Written problem
Return the entries verbatim and drop every picture.

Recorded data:
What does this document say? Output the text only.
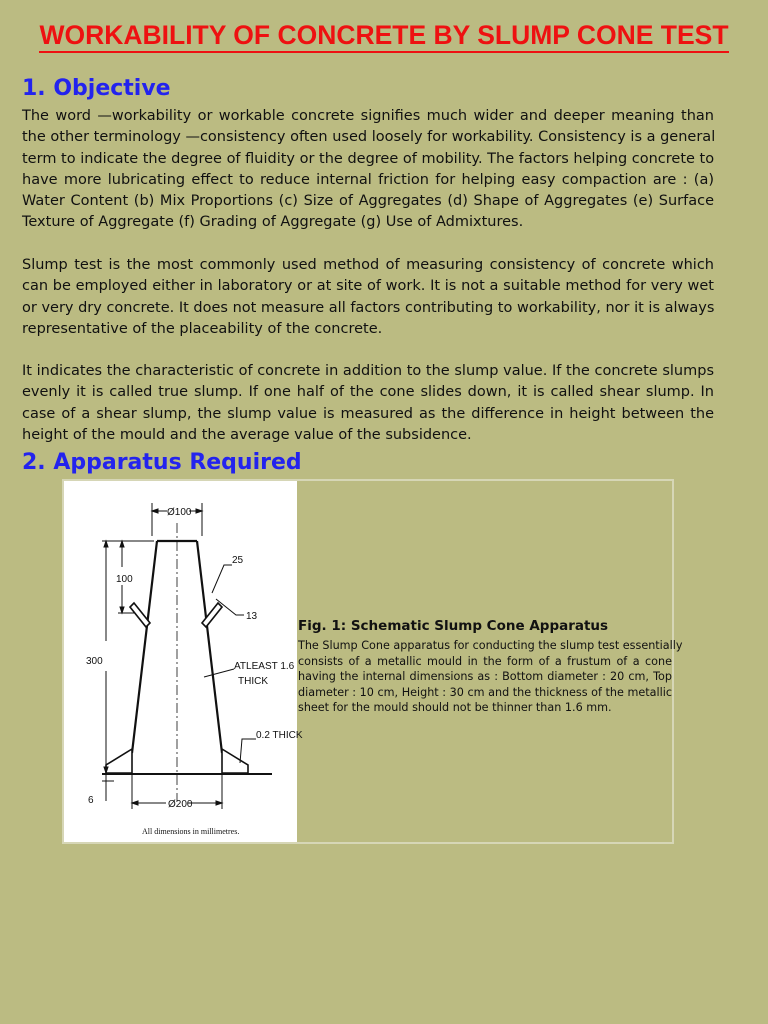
WORKABILITY OF CONCRETE BY SLUMP CONE TEST
1. Objective
The word —workability or workable concrete signifies much wider and deeper meaning than
the other terminology —consistency often used loosely for workability. Consistency is a general
term to indicate the degree of fluidity or the degree of mobility. The factors helping concrete to
have more lubricating effect to reduce internal friction for helping easy compaction are : (a)
Water Content (b) Mix Proportions (c) Size of Aggregates (d) Shape of Aggregates (e) Surface
Texture of Aggregate (f) Grading of Aggregate (g) Use of Admixtures.
Slump test is the most commonly used method of measuring consistency of concrete which
can be employed either in laboratory or at site of work. It is not a suitable method for very wet
or very dry concrete. It does not measure all factors contributing to workability, nor it is always
representative of the placeability of the concrete.
It indicates the characteristic of concrete in addition to the slump value. If the concrete slumps
evenly it is called true slump. If one half of the cone slides down, it is called shear slump. In
case of a shear slump, the slump value is measured as the difference in height between the
height of the mould and the average value of the subsidence.
2. Apparatus Required
Ø100
25
100
13
300	ATLEAST 1.6
THICK
0.2 THICK
6	Ø200
All dimensions in millimetres.
Fig. 1: Schematic Slump Cone Apparatus
The Slump Cone apparatus for conducting the slump test essentially
consists of a metallic mould in the form of a frustum of a cone
having the internal dimensions as : Bottom diameter : 20 cm, Top
diameter : 10 cm, Height : 30 cm and the thickness of the metallic
sheet for the mould should not be thinner than 1.6 mm.
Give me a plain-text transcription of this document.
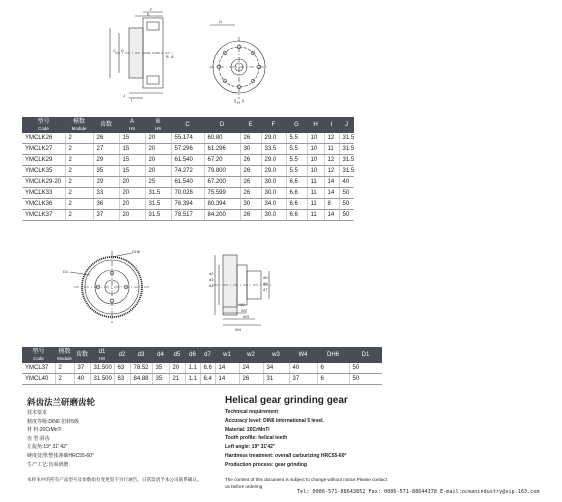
F
E
D
C
B A
I
J
G
H
型号
Code	模数
Module	齿数	A
H9	B
H9	C	D	E	F	G	H	I	J
YMCLK26	2	26	15	20	55.174	60.80	26	29.0	5.5	10	12	31.5
YMCLK27	2	27	15	20	57.296	61.296	30	33.5	5.5	10	11	31.5
YMCLK29	2	29	15	20	61.540	67.20	26	29.0	5.5	10	12	31.5
YMCLK35	2	35	15	20	74.272	79.800	26	29.0	5.5	10	12	31.5
YMCLK29-20	2	29	20	25	61.540	67.200	26	30.0	6.6	11	14	40
YMCLK33	2	33	20	31.5	70.028	75.599	26	30.0	6.6	11	14	50
YMCLK36	2	36	20	31.5	76.394	80.394	30	34.0	6.6	11	8	50
YMCLK37	2	37	20	31.5	78.517	84.200	26	30.0	6.6	11	14	50
D1
DH6
d2
d3
d4
d5
d6
d7
W1
W2
W3
W4
型号
Code	模数
Module	齿数	d1
H8	d2	d3	d4	d5	d6	d7	w1	w2	w3	W4	DH6	D1
YMCL37	2	37	31.500	63	78.52	35	20	1.1	6.6	14	24	34	40	6	50
YMCL40	2	40	31.500	63	84.88	35	21	1.1	6.4	14	26	31	37	6	50
斜齿法兰研磨齿轮
技术要求
精度等级:DIN6 扭转5级
材 料:20CrMnTi
齿 型:斜齿
左旋角:19° 31' 42"
硬度处理:整体渗碳HRC55-60°
生产工艺:齿面研磨
本样本中的所有产品型号及参数如有变更恕不另行通告。日常需请予本公司联系确认。
Helical gear grinding gear
Technical requirement
Accuracy level: DIN6 international 5 level.
Material: 20CrMnTi
Tooth profile: helical teeth
Left angle: 19° 31'42"
Hardness treatment: overall carburizing HRC55-60°
Production process: gear grinding
The content of this document is subject to change without notice.Please contact
us before ordering
Tel: 0086-571-88643852 Fax: 0086-571-88644378 E-mail:oceanindustry@vip.163.com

Task output
What does this document say? Output the text only.
WORKABILITY OF CONCRETE BY SLUMP CONE TEST
1. Objective
The word —workability or workable concrete signifies much wider and deeper meaning than
the other terminology —consistency often used loosely for workability. Consistency is a general
term to indicate the degree of fluidity or the degree of mobility. The factors helping concrete to
have more lubricating effect to reduce internal friction for helping easy compaction are : (a)
Water Content (b) Mix Proportions (c) Size of Aggregates (d) Shape of Aggregates (e) Surface
Texture of Aggregate (f) Grading of Aggregate (g) Use of Admixtures.
Slump test is the most commonly used method of measuring consistency of concrete which
can be employed either in laboratory or at site of work. It is not a suitable method for very wet
or very dry concrete. It does not measure all factors contributing to workability, nor it is always
representative of the placeability of the concrete.
It indicates the characteristic of concrete in addition to the slump value. If the concrete slumps
evenly it is called true slump. If one half of the cone slides down, it is called shear slump. In
case of a shear slump, the slump value is measured as the difference in height between the
height of the mould and the average value of the subsidence.
2. Apparatus Required
Ø100
25
100
13
300	ATLEAST 1.6
THICK
0.2 THICK
6	Ø200
All dimensions in millimetres.
Fig. 1: Schematic Slump Cone Apparatus
The Slump Cone apparatus for conducting the slump test essentially
consists of a metallic mould in the form of a frustum of a cone
having the internal dimensions as : Bottom diameter : 20 cm, Top
diameter : 10 cm, Height : 30 cm and the thickness of the metallic
sheet for the mould should not be thinner than 1.6 mm.
Give me a plain-text transcription of this document.
F
E
D
C
B A
I
J
G
H
型号
Code	模数
Module	齿数	A
H9	B
H9	C	D	E	F	G	H	I	J
YMCLK26	2	26	15	20	55.174	60.80	26	29.0	5.5	10	12	31.5
YMCLK27	2	27	15	20	57.296	61.296	30	33.5	5.5	10	11	31.5
YMCLK29	2	29	15	20	61.540	67.20	26	29.0	5.5	10	12	31.5
YMCLK35	2	35	15	20	74.272	79.800	26	29.0	5.5	10	12	31.5
YMCLK29-20	2	29	20	25	61.540	67.200	26	30.0	6.6	11	14	40
YMCLK33	2	33	20	31.5	70.028	75.599	26	30.0	6.6	11	14	50
YMCLK36	2	36	20	31.5	76.394	80.394	30	34.0	6.6	11	8	50
YMCLK37	2	37	20	31.5	78.517	84.200	26	30.0	6.6	11	14	50
D1
DH6
d2
d3
d4
d5
d6
d7
W1
W2
W3
W4
型号
Code	模数
Module	齿数	d1
H8	d2	d3	d4	d5	d6	d7	w1	w2	w3	W4	DH6	D1
YMCL37	2	37	31.500	63	78.52	35	20	1.1	6.6	14	24	34	40	6	50
YMCL40	2	40	31.500	63	84.88	35	21	1.1	6.4	14	26	31	37	6	50
斜齿法兰研磨齿轮
技术要求
精度等级:DIN6 扭转5级
材 料:20CrMnTi
齿 型:斜齿
左旋角:19° 31' 42"
硬度处理:整体渗碳HRC55-60°
生产工艺:齿面研磨
本样本中的所有产品型号及参数如有变更恕不另行通告。日常需请予本公司联系确认。
Helical gear grinding gear
Technical requirement
Accuracy level: DIN6 international 5 level.
Material: 20CrMnTi
Tooth profile: helical teeth
Left angle: 19° 31'42"
Hardness treatment: overall carburizing HRC55-60°
Production process: gear grinding
The content of this document is subject to change without notice.Please contact
us before ordering
Tel: 0086-571-88643852 Fax: 0086-571-88644378 E-mail:oceanindustry@vip.163.com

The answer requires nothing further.